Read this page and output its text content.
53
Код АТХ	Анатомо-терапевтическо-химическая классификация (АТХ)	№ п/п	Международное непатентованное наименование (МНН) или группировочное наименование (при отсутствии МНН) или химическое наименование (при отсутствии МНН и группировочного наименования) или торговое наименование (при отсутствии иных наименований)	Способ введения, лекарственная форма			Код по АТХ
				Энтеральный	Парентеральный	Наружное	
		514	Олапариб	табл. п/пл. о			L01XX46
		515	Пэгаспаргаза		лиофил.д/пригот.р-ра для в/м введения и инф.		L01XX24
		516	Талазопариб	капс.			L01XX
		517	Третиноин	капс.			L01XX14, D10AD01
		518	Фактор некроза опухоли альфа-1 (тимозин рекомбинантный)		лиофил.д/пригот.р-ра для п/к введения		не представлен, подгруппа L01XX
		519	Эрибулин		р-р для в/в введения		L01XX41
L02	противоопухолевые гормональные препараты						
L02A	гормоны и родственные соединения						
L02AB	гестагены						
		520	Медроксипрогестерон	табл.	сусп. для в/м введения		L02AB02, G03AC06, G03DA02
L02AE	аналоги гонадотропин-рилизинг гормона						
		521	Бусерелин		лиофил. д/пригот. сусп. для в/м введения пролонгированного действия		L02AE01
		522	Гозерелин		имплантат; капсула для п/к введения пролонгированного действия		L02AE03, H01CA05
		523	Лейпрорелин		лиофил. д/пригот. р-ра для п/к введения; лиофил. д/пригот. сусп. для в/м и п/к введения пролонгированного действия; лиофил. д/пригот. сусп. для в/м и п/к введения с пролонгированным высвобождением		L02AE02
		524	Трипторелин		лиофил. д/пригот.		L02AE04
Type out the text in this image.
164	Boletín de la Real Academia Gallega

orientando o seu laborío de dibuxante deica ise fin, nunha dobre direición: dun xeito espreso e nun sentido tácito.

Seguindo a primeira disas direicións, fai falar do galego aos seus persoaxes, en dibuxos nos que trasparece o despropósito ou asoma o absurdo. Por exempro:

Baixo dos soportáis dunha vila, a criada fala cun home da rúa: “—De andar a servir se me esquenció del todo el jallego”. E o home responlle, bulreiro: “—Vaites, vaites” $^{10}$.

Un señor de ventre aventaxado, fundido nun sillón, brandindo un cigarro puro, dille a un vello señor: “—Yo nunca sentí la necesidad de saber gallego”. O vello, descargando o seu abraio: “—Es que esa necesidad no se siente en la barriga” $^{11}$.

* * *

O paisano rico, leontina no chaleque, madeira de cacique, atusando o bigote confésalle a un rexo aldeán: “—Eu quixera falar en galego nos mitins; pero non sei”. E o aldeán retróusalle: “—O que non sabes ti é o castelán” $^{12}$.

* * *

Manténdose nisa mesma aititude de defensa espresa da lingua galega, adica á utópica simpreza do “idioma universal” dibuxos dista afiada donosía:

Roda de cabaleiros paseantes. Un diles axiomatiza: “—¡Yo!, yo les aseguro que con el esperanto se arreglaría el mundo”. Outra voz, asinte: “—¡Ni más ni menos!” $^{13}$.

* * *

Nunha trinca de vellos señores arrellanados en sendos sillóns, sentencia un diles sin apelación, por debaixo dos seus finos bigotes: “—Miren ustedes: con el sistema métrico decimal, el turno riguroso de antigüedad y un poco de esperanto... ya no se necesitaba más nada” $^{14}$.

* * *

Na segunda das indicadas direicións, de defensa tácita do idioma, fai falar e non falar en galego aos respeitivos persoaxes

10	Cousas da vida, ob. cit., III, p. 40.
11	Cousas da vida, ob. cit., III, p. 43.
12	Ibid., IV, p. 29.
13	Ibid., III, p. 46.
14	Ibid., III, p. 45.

----------

→ Written exercise: Of the lines in the data, how many hold the string "Cousas"? State the number, nothing else.

→ Solution for this exercise: 2